● Provided data

* BEGIN *

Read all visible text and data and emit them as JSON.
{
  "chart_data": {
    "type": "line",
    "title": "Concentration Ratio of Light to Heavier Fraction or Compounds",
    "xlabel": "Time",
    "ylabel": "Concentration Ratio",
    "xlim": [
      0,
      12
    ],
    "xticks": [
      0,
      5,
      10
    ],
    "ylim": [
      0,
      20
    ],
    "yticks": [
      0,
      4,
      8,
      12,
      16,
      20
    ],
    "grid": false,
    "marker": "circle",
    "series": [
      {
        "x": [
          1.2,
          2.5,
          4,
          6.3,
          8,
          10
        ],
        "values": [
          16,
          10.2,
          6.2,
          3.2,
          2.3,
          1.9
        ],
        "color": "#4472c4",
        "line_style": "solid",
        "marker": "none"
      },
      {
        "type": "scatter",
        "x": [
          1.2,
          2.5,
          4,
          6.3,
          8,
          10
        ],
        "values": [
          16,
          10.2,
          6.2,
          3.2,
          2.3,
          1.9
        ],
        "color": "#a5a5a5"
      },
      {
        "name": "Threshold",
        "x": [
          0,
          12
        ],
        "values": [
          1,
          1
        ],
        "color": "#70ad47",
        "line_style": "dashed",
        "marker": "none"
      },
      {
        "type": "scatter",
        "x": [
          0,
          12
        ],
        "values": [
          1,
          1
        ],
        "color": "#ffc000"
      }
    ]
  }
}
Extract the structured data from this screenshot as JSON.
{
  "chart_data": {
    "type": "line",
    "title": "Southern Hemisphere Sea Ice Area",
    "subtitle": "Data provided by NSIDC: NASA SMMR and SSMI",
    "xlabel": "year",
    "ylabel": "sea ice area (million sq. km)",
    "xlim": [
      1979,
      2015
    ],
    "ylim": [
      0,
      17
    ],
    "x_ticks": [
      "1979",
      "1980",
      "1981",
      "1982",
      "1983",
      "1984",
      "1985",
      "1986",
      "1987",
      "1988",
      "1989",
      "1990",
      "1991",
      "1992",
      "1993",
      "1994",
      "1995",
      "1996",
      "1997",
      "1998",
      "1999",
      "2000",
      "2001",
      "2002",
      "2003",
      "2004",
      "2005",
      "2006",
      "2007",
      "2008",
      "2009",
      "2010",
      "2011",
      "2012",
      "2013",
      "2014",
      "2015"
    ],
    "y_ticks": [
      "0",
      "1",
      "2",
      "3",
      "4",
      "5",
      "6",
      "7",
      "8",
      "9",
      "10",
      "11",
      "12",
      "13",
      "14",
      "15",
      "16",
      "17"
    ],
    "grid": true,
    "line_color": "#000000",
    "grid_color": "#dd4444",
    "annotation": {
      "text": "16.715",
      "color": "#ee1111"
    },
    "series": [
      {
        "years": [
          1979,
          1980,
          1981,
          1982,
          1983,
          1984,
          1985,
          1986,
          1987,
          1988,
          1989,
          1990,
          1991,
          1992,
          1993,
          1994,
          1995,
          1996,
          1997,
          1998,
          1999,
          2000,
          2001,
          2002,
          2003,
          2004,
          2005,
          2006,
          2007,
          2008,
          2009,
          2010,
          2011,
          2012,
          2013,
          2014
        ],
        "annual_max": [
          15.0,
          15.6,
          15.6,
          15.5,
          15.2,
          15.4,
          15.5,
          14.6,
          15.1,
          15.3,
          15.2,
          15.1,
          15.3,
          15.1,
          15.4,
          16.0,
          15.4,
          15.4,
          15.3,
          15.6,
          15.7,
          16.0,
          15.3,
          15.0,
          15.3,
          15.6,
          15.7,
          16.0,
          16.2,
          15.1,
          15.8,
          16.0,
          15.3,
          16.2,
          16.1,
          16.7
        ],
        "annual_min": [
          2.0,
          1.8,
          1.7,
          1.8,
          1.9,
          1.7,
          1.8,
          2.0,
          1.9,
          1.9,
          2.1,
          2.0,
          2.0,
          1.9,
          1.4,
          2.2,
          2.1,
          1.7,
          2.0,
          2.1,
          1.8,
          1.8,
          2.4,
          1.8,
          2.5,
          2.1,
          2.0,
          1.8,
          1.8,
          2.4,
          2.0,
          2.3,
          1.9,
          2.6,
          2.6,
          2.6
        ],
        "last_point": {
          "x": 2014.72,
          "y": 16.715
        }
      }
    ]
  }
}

* END *
* BEGIN *

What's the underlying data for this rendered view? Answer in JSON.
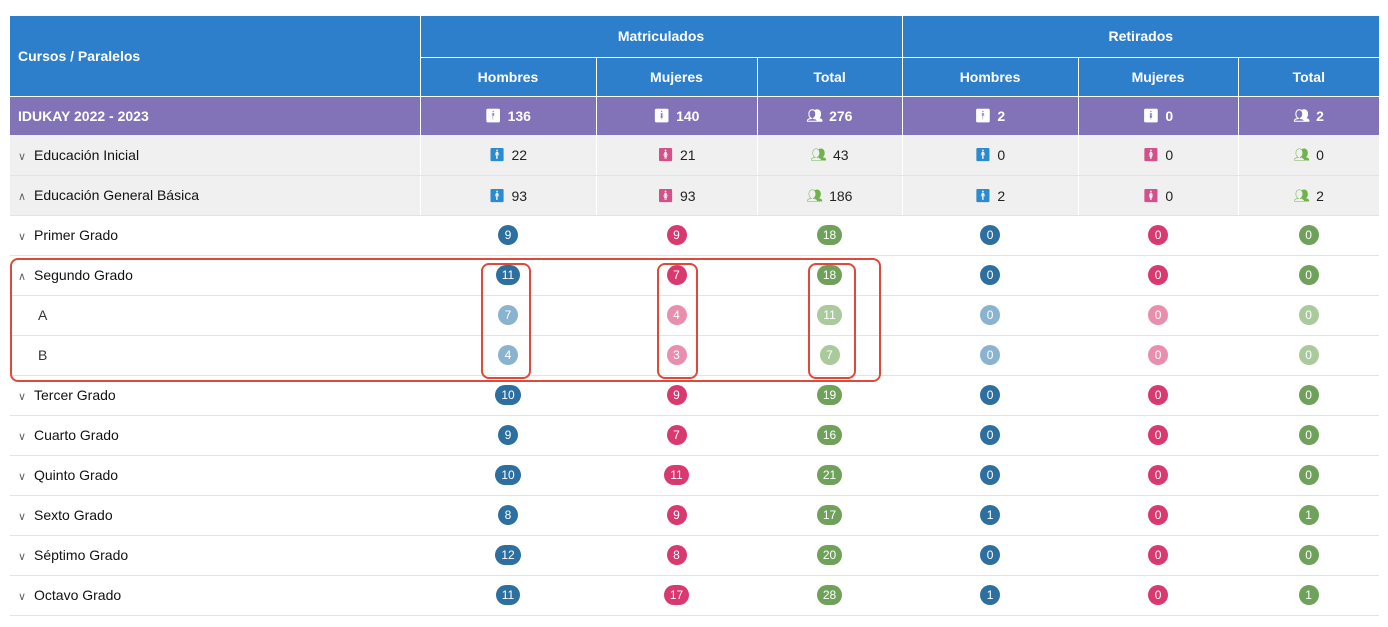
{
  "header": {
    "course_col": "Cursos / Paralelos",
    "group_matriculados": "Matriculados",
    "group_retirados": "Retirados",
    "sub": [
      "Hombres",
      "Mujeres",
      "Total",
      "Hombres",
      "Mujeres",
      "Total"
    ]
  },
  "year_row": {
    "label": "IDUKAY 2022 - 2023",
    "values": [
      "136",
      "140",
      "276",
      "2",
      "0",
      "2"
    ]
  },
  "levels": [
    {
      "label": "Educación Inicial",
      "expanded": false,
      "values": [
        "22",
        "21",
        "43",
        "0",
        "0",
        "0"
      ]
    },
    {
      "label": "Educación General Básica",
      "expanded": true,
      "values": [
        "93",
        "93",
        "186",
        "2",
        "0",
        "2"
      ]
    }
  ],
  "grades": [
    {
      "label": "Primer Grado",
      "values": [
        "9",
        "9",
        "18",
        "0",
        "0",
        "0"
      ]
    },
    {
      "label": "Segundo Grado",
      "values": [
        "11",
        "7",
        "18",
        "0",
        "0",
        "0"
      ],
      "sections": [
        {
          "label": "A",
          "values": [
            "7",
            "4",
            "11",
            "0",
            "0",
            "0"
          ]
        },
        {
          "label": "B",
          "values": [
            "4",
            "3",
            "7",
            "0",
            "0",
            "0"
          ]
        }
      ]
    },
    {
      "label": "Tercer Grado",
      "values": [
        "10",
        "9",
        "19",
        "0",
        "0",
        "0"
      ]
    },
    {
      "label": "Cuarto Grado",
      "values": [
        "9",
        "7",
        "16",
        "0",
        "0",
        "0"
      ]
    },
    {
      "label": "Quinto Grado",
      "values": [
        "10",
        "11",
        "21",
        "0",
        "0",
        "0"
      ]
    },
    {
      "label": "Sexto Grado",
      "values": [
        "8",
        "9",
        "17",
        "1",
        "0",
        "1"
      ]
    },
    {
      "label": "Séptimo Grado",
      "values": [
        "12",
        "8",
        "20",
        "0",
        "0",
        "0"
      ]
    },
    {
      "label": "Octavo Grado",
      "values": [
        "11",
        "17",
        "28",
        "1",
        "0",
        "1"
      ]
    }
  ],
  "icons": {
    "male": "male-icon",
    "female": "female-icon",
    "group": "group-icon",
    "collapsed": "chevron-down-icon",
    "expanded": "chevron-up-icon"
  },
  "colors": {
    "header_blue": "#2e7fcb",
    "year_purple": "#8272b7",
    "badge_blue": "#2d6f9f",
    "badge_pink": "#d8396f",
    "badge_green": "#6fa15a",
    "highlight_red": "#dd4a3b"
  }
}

* END *

● Problem requirements
Only a number is expected here: the count of lines in the listing that hold the string "text".

● Right answer
2